Information supplied:
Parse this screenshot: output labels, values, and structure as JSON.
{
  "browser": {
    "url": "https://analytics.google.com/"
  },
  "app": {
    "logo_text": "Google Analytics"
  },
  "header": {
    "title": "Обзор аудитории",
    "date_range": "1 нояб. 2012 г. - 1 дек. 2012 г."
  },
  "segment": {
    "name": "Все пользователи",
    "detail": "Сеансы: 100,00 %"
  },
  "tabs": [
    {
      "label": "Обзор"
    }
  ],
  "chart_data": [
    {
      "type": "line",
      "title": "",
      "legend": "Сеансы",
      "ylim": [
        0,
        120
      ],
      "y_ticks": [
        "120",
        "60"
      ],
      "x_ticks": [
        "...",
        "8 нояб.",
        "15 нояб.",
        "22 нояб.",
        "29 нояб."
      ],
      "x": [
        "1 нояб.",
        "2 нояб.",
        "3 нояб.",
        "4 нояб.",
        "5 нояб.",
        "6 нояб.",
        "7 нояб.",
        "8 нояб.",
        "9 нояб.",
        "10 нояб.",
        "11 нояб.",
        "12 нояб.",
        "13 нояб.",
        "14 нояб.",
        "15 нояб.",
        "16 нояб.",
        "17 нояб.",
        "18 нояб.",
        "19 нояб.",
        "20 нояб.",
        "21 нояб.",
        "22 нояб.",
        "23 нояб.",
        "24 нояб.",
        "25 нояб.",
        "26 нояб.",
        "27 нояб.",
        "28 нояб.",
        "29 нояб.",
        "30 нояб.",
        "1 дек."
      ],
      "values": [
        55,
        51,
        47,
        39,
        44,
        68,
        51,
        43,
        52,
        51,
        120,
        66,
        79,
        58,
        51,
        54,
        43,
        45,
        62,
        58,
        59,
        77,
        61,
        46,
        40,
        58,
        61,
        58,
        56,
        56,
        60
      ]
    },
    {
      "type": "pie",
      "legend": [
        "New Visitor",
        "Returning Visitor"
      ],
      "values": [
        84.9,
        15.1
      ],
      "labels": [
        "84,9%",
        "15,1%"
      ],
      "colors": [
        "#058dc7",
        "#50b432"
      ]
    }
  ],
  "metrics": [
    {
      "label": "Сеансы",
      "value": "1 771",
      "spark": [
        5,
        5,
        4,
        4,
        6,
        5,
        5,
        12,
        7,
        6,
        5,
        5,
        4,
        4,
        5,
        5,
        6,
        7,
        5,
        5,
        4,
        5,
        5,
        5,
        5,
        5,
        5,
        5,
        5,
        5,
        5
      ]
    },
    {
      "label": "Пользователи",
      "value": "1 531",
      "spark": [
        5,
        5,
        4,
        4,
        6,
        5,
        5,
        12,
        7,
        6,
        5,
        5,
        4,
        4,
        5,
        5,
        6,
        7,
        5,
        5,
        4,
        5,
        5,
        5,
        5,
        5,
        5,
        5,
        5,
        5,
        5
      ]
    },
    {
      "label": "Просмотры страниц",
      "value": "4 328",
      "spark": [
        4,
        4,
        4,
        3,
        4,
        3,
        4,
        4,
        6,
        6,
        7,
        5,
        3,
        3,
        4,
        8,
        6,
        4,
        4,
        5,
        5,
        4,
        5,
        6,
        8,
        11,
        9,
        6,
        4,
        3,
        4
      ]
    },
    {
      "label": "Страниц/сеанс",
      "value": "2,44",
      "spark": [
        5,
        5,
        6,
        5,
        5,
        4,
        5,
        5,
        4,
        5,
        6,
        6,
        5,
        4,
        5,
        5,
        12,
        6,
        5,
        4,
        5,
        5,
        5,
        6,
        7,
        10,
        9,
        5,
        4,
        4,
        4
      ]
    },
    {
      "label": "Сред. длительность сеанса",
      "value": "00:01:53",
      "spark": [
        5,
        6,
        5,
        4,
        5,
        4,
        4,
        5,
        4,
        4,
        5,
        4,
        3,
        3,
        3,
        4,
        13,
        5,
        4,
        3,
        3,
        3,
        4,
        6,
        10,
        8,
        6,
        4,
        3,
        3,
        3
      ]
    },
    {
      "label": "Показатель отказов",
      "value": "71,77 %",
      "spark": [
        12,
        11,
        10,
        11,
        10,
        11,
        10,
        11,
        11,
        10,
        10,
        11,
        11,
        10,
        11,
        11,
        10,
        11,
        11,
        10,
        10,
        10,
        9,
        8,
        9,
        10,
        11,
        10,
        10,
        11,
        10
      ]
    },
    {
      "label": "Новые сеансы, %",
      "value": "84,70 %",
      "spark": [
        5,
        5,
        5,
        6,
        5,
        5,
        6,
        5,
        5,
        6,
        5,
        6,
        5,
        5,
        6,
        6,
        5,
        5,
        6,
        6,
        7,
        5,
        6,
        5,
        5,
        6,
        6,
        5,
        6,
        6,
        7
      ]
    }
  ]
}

Exercise directions: Reproduce the material above, every line of it, exactly.

Solved exercise:
Parse this screenshot: output labels, values, and structure as JSON.
{
  "browser": {
    "url": "https://analytics.google.com/"
  },
  "app": {
    "logo_text": "Google Analytics"
  },
  "header": {
    "title": "Обзор аудитории",
    "date_range": "1 нояб. 2012 г. - 1 дек. 2012 г."
  },
  "segment": {
    "name": "Все пользователи",
    "detail": "Сеансы: 100,00 %"
  },
  "tabs": [
    {
      "label": "Обзор"
    }
  ],
  "chart_data": [
    {
      "type": "line",
      "title": "",
      "legend": "Сеансы",
      "ylim": [
        0,
        120
      ],
      "y_ticks": [
        "120",
        "60"
      ],
      "x_ticks": [
        "...",
        "8 нояб.",
        "15 нояб.",
        "22 нояб.",
        "29 нояб."
      ],
      "x": [
        "1 нояб.",
        "2 нояб.",
        "3 нояб.",
        "4 нояб.",
        "5 нояб.",
        "6 нояб.",
        "7 нояб.",
        "8 нояб.",
        "9 нояб.",
        "10 нояб.",
        "11 нояб.",
        "12 нояб.",
        "13 нояб.",
        "14 нояб.",
        "15 нояб.",
        "16 нояб.",
        "17 нояб.",
        "18 нояб.",
        "19 нояб.",
        "20 нояб.",
        "21 нояб.",
        "22 нояб.",
        "23 нояб.",
        "24 нояб.",
        "25 нояб.",
        "26 нояб.",
        "27 нояб.",
        "28 нояб.",
        "29 нояб.",
        "30 нояб.",
        "1 дек."
      ],
      "values": [
        55,
        51,
        47,
        39,
        44,
        68,
        51,
        43,
        52,
        51,
        120,
        66,
        79,
        58,
        51,
        54,
        43,
        45,
        62,
        58,
        59,
        77,
        61,
        46,
        40,
        58,
        61,
        58,
        56,
        56,
        60
      ]
    },
    {
      "type": "pie",
      "legend": [
        "New Visitor",
        "Returning Visitor"
      ],
      "values": [
        84.9,
        15.1
      ],
      "labels": [
        "84,9%",
        "15,1%"
      ],
      "colors": [
        "#058dc7",
        "#50b432"
      ]
    }
  ],
  "metrics": [
    {
      "label": "Сеансы",
      "value": "1 771",
      "spark": [
        5,
        5,
        4,
        4,
        6,
        5,
        5,
        12,
        7,
        6,
        5,
        5,
        4,
        4,
        5,
        5,
        6,
        7,
        5,
        5,
        4,
        5,
        5,
        5,
        5,
        5,
        5,
        5,
        5,
        5,
        5
      ]
    },
    {
      "label": "Пользователи",
      "value": "1 531",
      "spark": [
        5,
        5,
        4,
        4,
        6,
        5,
        5,
        12,
        7,
        6,
        5,
        5,
        4,
        4,
        5,
        5,
        6,
        7,
        5,
        5,
        4,
        5,
        5,
        5,
        5,
        5,
        5,
        5,
        5,
        5,
        5
      ]
    },
    {
      "label": "Просмотры страниц",
      "value": "4 328",
      "spark": [
        4,
        4,
        4,
        3,
        4,
        3,
        4,
        4,
        6,
        6,
        7,
        5,
        3,
        3,
        4,
        8,
        6,
        4,
        4,
        5,
        5,
        4,
        5,
        6,
        8,
        11,
        9,
        6,
        4,
        3,
        4
      ]
    },
    {
      "label": "Страниц/сеанс",
      "value": "2,44",
      "spark": [
        5,
        5,
        6,
        5,
        5,
        4,
        5,
        5,
        4,
        5,
        6,
        6,
        5,
        4,
        5,
        5,
        12,
        6,
        5,
        4,
        5,
        5,
        5,
        6,
        7,
        10,
        9,
        5,
        4,
        4,
        4
      ]
    },
    {
      "label": "Сред. длительность сеанса",
      "value": "00:01:53",
      "spark": [
        5,
        6,
        5,
        4,
        5,
        4,
        4,
        5,
        4,
        4,
        5,
        4,
        3,
        3,
        3,
        4,
        13,
        5,
        4,
        3,
        3,
        3,
        4,
        6,
        10,
        8,
        6,
        4,
        3,
        3,
        3
      ]
    },
    {
      "label": "Показатель отказов",
      "value": "71,77 %",
      "spark": [
        12,
        11,
        10,
        11,
        10,
        11,
        10,
        11,
        11,
        10,
        10,
        11,
        11,
        10,
        11,
        11,
        10,
        11,
        11,
        10,
        10,
        10,
        9,
        8,
        9,
        10,
        11,
        10,
        10,
        11,
        10
      ]
    },
    {
      "label": "Новые сеансы, %",
      "value": "84,70 %",
      "spark": [
        5,
        5,
        5,
        6,
        5,
        5,
        6,
        5,
        5,
        6,
        5,
        6,
        5,
        5,
        6,
        6,
        5,
        5,
        6,
        6,
        7,
        5,
        6,
        5,
        5,
        6,
        6,
        5,
        6,
        6,
        7
      ]
    }
  ]
}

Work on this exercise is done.